(Extracted data entries)

========

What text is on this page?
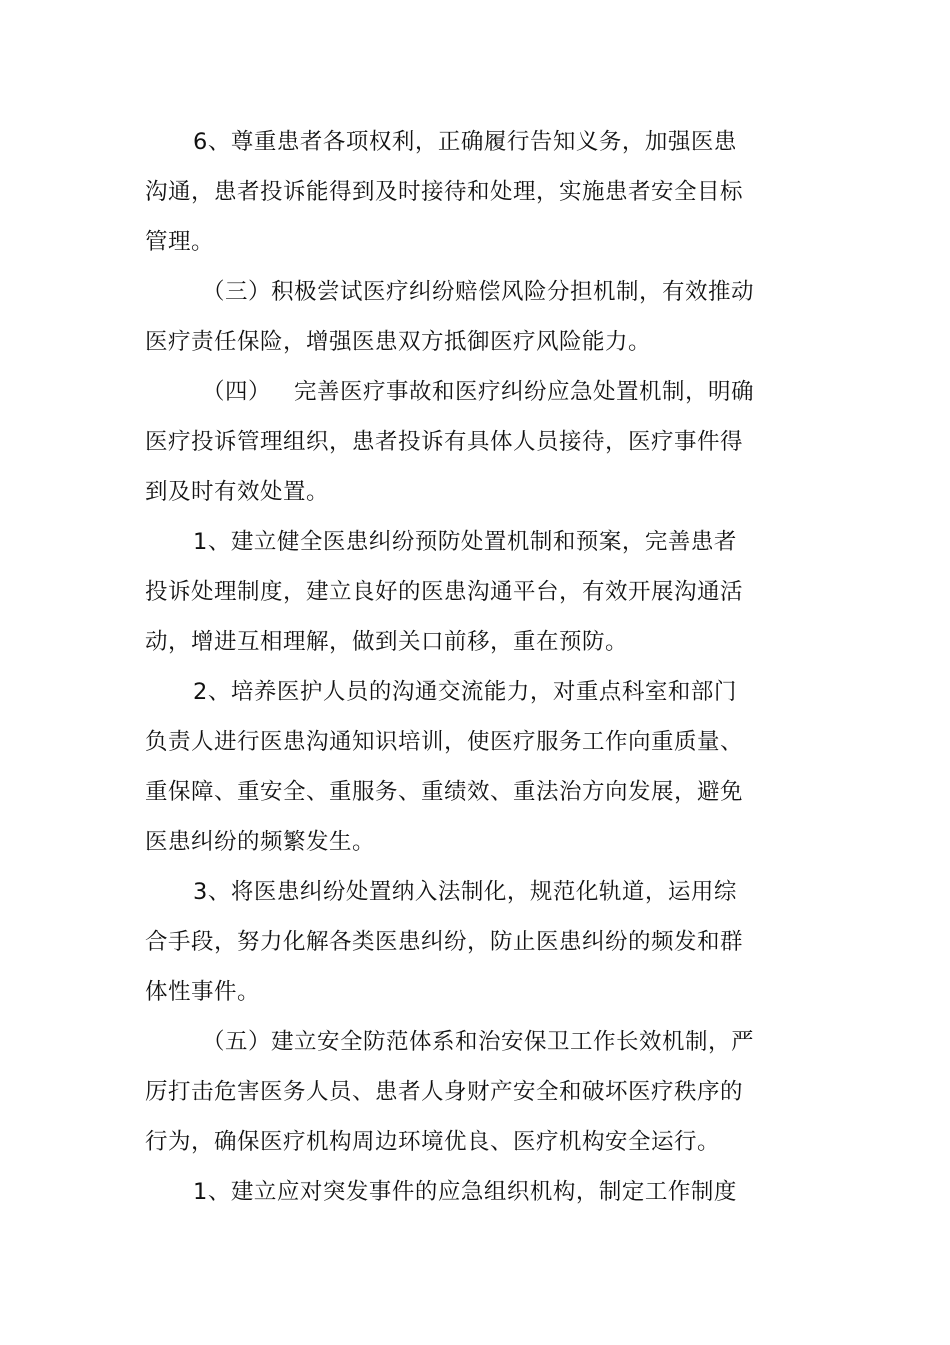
6、尊重患者各项权利，正确履行告知义务，加强医患
沟通，患者投诉能得到及时接待和处理，实施患者安全目标
管理。
（三）积极尝试医疗纠纷赔偿风险分担机制，有效推动
医疗责任保险，增强医患双方抵御医疗风险能力。
（四）   完善医疗事故和医疗纠纷应急处置机制，明确
医疗投诉管理组织，患者投诉有具体人员接待，医疗事件得
到及时有效处置。
1、建立健全医患纠纷预防处置机制和预案，完善患者
投诉处理制度，建立良好的医患沟通平台，有效开展沟通活
动，增进互相理解，做到关口前移，重在预防。
2、培养医护人员的沟通交流能力，对重点科室和部门
负责人进行医患沟通知识培训，使医疗服务工作向重质量、
重保障、重安全、重服务、重绩效、重法治方向发展，避免
医患纠纷的频繁发生。
3、将医患纠纷处置纳入法制化，规范化轨道，运用综
合手段，努力化解各类医患纠纷，防止医患纠纷的频发和群
体性事件。
（五）建立安全防范体系和治安保卫工作长效机制，严
厉打击危害医务人员、患者人身财产安全和破坏医疗秩序的
行为，确保医疗机构周边环境优良、医疗机构安全运行。
1、建立应对突发事件的应急组织机构，制定工作制度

========

### Written instruction
Each record above should come back exactly the same, only without its pictures.

### Exercise output
What text is on this page?
6、尊重患者各项权利，正确履行告知义务，加强医患
沟通，患者投诉能得到及时接待和处理，实施患者安全目标
管理。
（三）积极尝试医疗纠纷赔偿风险分担机制，有效推动
医疗责任保险，增强医患双方抵御医疗风险能力。
（四）   完善医疗事故和医疗纠纷应急处置机制，明确
医疗投诉管理组织，患者投诉有具体人员接待，医疗事件得
到及时有效处置。
1、建立健全医患纠纷预防处置机制和预案，完善患者
投诉处理制度，建立良好的医患沟通平台，有效开展沟通活
动，增进互相理解，做到关口前移，重在预防。
2、培养医护人员的沟通交流能力，对重点科室和部门
负责人进行医患沟通知识培训，使医疗服务工作向重质量、
重保障、重安全、重服务、重绩效、重法治方向发展，避免
医患纠纷的频繁发生。
3、将医患纠纷处置纳入法制化，规范化轨道，运用综
合手段，努力化解各类医患纠纷，防止医患纠纷的频发和群
体性事件。
（五）建立安全防范体系和治安保卫工作长效机制，严
厉打击危害医务人员、患者人身财产安全和破坏医疗秩序的
行为，确保医疗机构周边环境优良、医疗机构安全运行。
1、建立应对突发事件的应急组织机构，制定工作制度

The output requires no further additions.